*TASK GOAL*: Reproduce every entry below precisely. Pictures are excluded from the copy.

(Stored data)
-*-

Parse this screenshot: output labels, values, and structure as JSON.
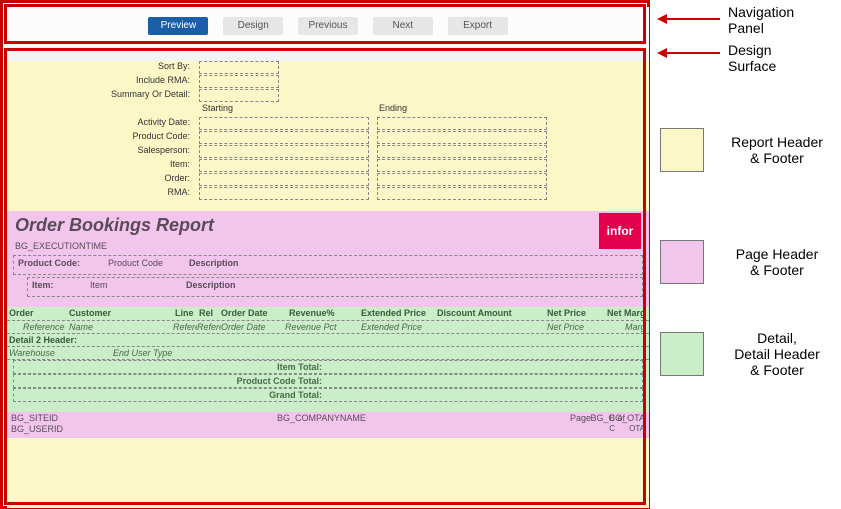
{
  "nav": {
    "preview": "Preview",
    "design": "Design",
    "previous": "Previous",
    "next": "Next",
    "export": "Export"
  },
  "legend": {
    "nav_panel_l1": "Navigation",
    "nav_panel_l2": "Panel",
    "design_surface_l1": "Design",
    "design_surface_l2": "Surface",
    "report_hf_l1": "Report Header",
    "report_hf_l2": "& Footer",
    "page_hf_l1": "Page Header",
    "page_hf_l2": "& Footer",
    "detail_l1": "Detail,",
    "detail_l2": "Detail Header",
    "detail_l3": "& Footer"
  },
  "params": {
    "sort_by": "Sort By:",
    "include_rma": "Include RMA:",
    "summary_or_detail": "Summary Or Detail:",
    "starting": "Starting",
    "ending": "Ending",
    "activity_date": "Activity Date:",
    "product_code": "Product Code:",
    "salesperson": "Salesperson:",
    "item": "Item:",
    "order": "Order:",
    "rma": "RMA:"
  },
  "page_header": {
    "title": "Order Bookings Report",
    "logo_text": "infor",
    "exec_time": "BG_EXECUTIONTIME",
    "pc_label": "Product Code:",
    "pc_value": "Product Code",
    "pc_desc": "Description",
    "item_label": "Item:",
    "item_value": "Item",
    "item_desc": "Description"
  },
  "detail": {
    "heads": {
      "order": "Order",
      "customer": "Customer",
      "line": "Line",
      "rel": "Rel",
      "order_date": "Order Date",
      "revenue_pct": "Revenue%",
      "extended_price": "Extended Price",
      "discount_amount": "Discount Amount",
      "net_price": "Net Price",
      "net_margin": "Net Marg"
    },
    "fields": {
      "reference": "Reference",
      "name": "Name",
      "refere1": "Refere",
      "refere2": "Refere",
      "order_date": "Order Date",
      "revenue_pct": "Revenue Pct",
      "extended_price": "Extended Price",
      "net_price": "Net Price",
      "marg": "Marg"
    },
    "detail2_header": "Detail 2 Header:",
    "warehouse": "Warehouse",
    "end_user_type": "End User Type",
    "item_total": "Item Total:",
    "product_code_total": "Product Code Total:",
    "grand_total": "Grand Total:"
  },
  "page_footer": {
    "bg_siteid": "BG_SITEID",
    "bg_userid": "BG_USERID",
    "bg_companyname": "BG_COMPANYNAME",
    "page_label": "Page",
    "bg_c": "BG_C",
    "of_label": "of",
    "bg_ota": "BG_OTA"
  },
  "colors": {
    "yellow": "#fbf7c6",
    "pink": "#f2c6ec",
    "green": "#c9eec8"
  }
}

-*-

*ANSWER IN FULL*:
Parse this screenshot: output labels, values, and structure as JSON.
{
  "nav": {
    "preview": "Preview",
    "design": "Design",
    "previous": "Previous",
    "next": "Next",
    "export": "Export"
  },
  "legend": {
    "nav_panel_l1": "Navigation",
    "nav_panel_l2": "Panel",
    "design_surface_l1": "Design",
    "design_surface_l2": "Surface",
    "report_hf_l1": "Report Header",
    "report_hf_l2": "& Footer",
    "page_hf_l1": "Page Header",
    "page_hf_l2": "& Footer",
    "detail_l1": "Detail,",
    "detail_l2": "Detail Header",
    "detail_l3": "& Footer"
  },
  "params": {
    "sort_by": "Sort By:",
    "include_rma": "Include RMA:",
    "summary_or_detail": "Summary Or Detail:",
    "starting": "Starting",
    "ending": "Ending",
    "activity_date": "Activity Date:",
    "product_code": "Product Code:",
    "salesperson": "Salesperson:",
    "item": "Item:",
    "order": "Order:",
    "rma": "RMA:"
  },
  "page_header": {
    "title": "Order Bookings Report",
    "logo_text": "infor",
    "exec_time": "BG_EXECUTIONTIME",
    "pc_label": "Product Code:",
    "pc_value": "Product Code",
    "pc_desc": "Description",
    "item_label": "Item:",
    "item_value": "Item",
    "item_desc": "Description"
  },
  "detail": {
    "heads": {
      "order": "Order",
      "customer": "Customer",
      "line": "Line",
      "rel": "Rel",
      "order_date": "Order Date",
      "revenue_pct": "Revenue%",
      "extended_price": "Extended Price",
      "discount_amount": "Discount Amount",
      "net_price": "Net Price",
      "net_margin": "Net Marg"
    },
    "fields": {
      "reference": "Reference",
      "name": "Name",
      "refere1": "Refere",
      "refere2": "Refere",
      "order_date": "Order Date",
      "revenue_pct": "Revenue Pct",
      "extended_price": "Extended Price",
      "net_price": "Net Price",
      "marg": "Marg"
    },
    "detail2_header": "Detail 2 Header:",
    "warehouse": "Warehouse",
    "end_user_type": "End User Type",
    "item_total": "Item Total:",
    "product_code_total": "Product Code Total:",
    "grand_total": "Grand Total:"
  },
  "page_footer": {
    "bg_siteid": "BG_SITEID",
    "bg_userid": "BG_USERID",
    "bg_companyname": "BG_COMPANYNAME",
    "page_label": "Page",
    "bg_c": "BG_C",
    "of_label": "of",
    "bg_ota": "BG_OTA"
  },
  "colors": {
    "yellow": "#fbf7c6",
    "pink": "#f2c6ec",
    "green": "#c9eec8"
  }
}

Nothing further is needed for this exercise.